___ EXCERPTED RECORDS

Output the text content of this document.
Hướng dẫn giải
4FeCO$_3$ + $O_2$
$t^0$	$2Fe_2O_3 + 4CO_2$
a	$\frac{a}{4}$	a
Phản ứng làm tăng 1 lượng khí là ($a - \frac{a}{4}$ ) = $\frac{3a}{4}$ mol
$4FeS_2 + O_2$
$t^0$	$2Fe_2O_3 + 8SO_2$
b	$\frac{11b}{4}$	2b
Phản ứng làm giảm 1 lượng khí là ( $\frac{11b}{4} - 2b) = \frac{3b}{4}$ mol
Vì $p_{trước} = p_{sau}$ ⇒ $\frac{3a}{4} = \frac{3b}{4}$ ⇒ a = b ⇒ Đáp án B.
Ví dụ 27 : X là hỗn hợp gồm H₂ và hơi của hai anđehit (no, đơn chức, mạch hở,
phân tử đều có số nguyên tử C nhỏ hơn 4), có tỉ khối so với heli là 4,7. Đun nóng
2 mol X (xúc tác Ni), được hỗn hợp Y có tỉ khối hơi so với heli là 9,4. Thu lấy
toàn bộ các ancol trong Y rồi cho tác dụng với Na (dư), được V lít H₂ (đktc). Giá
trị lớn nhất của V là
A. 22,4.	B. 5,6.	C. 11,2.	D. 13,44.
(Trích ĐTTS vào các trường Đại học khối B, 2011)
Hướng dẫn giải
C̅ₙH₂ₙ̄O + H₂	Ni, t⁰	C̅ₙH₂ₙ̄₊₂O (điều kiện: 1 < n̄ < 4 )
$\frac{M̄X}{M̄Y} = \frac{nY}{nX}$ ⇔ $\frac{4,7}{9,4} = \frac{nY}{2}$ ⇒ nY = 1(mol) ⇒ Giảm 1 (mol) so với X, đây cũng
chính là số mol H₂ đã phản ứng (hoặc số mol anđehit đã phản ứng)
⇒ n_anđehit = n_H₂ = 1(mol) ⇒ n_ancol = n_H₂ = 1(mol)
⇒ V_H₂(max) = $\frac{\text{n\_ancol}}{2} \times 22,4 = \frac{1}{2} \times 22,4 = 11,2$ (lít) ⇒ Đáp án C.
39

______

**TASK INSTRUCTIONS**
How many of these lines contain "text"? Write only the number.

**CORRECT ANSWER**
2